### Provided data
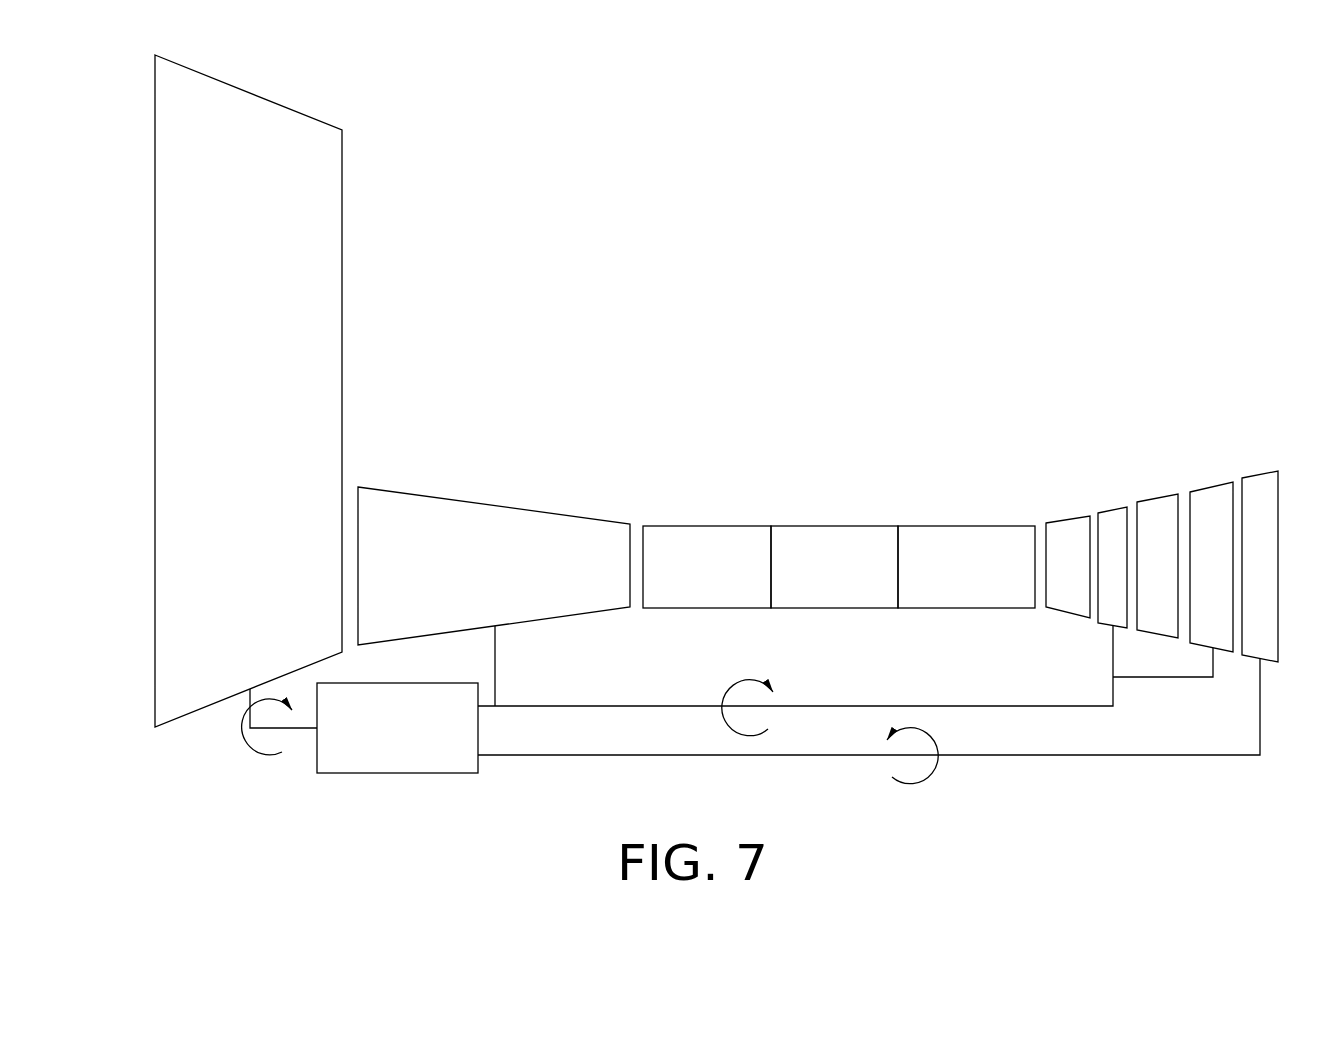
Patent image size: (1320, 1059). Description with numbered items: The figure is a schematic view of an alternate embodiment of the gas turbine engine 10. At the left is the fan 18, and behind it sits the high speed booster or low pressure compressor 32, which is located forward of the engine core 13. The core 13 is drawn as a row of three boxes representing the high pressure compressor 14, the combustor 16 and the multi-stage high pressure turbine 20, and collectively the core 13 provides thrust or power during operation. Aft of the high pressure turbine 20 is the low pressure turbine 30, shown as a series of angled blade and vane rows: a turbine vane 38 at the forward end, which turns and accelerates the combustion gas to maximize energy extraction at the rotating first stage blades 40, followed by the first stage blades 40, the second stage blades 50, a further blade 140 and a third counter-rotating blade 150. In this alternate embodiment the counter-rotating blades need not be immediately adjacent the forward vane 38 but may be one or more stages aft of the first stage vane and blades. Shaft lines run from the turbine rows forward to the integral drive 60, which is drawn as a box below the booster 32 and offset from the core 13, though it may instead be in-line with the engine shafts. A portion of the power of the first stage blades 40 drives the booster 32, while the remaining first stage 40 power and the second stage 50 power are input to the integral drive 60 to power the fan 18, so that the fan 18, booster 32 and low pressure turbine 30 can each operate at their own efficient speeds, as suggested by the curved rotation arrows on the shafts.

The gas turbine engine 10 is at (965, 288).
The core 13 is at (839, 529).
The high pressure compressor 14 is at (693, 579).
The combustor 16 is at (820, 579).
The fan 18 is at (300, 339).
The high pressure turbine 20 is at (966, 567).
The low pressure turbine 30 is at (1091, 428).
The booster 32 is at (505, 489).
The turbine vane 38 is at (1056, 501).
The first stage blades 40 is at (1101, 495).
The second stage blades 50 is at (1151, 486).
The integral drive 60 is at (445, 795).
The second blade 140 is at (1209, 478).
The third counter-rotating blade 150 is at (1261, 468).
---
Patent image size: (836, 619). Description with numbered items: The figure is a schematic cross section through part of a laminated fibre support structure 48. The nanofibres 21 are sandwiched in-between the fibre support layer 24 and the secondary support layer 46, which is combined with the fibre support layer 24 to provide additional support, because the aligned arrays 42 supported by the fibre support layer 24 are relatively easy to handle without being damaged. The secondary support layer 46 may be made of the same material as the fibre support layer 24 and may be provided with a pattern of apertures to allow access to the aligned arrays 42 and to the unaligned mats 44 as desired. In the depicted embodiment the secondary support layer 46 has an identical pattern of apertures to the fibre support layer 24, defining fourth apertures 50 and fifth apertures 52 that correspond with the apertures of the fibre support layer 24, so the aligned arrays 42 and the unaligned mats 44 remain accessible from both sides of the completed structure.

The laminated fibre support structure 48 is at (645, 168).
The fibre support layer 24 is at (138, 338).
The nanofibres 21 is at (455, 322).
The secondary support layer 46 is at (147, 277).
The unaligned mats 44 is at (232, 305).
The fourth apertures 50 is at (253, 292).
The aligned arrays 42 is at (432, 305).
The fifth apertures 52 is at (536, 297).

### Your objective
Please give back everything from the line containing "Patent image size: (836, 619)." down to the line containing "The fifth apertures 52 is at (536, 297).", swapping "cross section" for "sectional view" and leaving all else unchanged.

### Answer to this problem
Patent image size: (836, 619). Description with numbered items: The figure is a schematic sectional view through part of a laminated fibre support structure 48. The nanofibres 21 are sandwiched in-between the fibre support layer 24 and the secondary support layer 46, which is combined with the fibre support layer 24 to provide additional support, because the aligned arrays 42 supported by the fibre support layer 24 are relatively easy to handle without being damaged. The secondary support layer 46 may be made of the same material as the fibre support layer 24 and may be provided with a pattern of apertures to allow access to the aligned arrays 42 and to the unaligned mats 44 as desired. In the depicted embodiment the secondary support layer 46 has an identical pattern of apertures to the fibre support layer 24, defining fourth apertures 50 and fifth apertures 52 that correspond with the apertures of the fibre support layer 24, so the aligned arrays 42 and the unaligned mats 44 remain accessible from both sides of the completed structure.

The laminated fibre support structure 48 is at (645, 168).
The fibre support layer 24 is at (138, 338).
The nanofibres 21 is at (455, 322).
The secondary support layer 46 is at (147, 277).
The unaligned mats 44 is at (232, 305).
The fourth apertures 50 is at (253, 292).
The aligned arrays 42 is at (432, 305).
The fifth apertures 52 is at (536, 297).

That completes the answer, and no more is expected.